Data excerpts:
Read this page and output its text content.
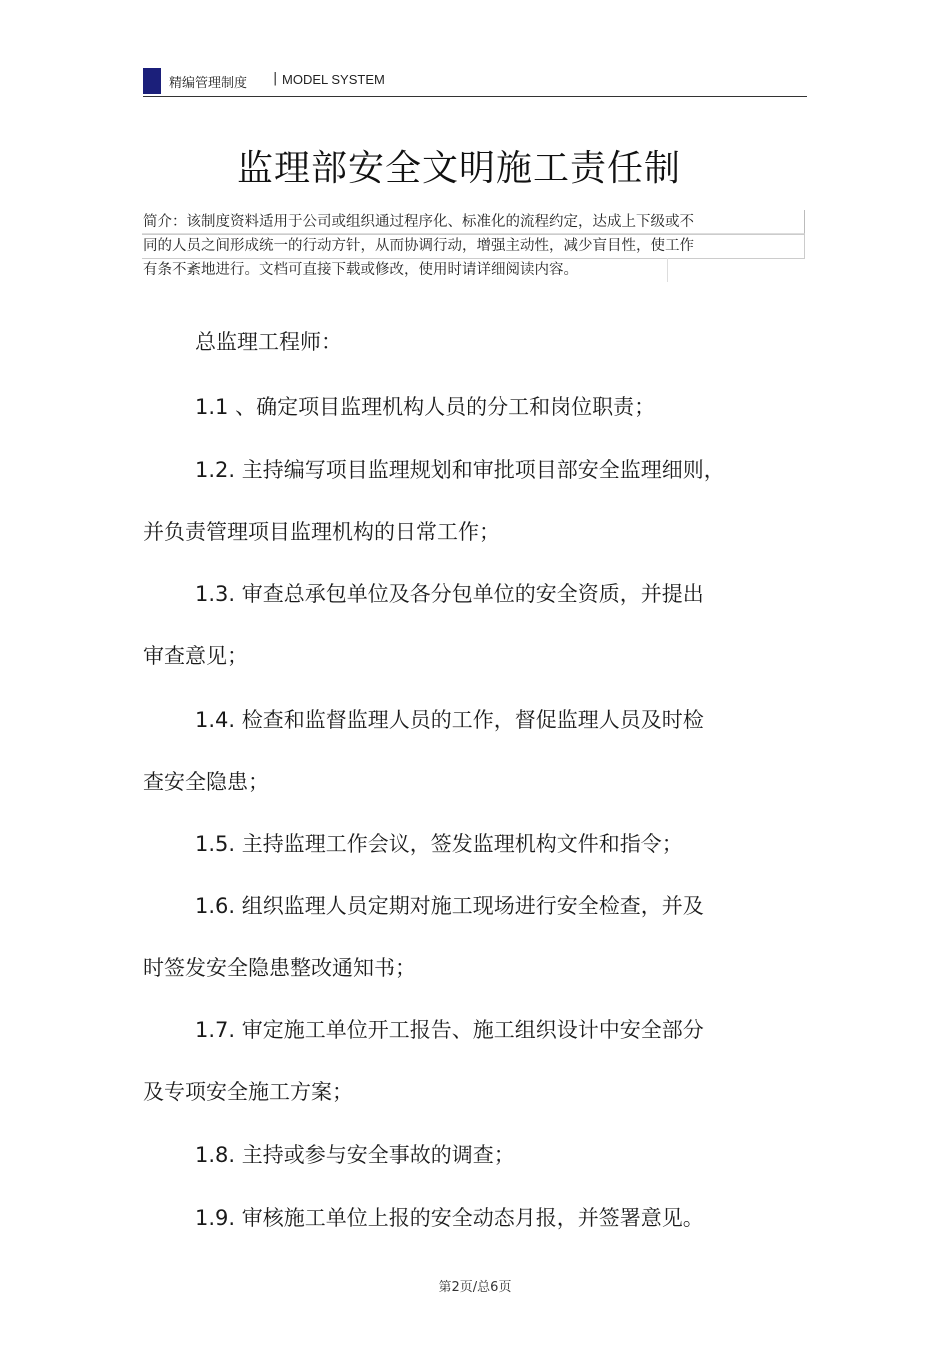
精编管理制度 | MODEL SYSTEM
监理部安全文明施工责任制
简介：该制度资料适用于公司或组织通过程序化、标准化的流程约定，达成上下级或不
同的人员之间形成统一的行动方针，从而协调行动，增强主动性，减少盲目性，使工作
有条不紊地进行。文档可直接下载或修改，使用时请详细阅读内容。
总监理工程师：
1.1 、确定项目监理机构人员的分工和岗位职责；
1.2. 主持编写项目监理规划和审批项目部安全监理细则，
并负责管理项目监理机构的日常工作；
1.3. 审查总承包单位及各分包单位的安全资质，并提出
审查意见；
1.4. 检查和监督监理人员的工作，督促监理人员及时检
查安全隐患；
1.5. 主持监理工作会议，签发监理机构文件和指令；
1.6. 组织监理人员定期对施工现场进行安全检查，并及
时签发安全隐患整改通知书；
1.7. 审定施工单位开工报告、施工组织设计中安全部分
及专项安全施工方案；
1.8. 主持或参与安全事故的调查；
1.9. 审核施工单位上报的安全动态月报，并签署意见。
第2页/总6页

### Instruction
Keep the pictures out of the copy and return the rest of the data above exactly.

### Response to the task
Read this page and output its text content.
精编管理制度 | MODEL SYSTEM
监理部安全文明施工责任制
简介：该制度资料适用于公司或组织通过程序化、标准化的流程约定，达成上下级或不
同的人员之间形成统一的行动方针，从而协调行动，增强主动性，减少盲目性，使工作
有条不紊地进行。文档可直接下载或修改，使用时请详细阅读内容。
总监理工程师：
1.1 、确定项目监理机构人员的分工和岗位职责；
1.2. 主持编写项目监理规划和审批项目部安全监理细则，
并负责管理项目监理机构的日常工作；
1.3. 审查总承包单位及各分包单位的安全资质，并提出
审查意见；
1.4. 检查和监督监理人员的工作，督促监理人员及时检
查安全隐患；
1.5. 主持监理工作会议，签发监理机构文件和指令；
1.6. 组织监理人员定期对施工现场进行安全检查，并及
时签发安全隐患整改通知书；
1.7. 审定施工单位开工报告、施工组织设计中安全部分
及专项安全施工方案；
1.8. 主持或参与安全事故的调查；
1.9. 审核施工单位上报的安全动态月报，并签署意见。
第2页/总6页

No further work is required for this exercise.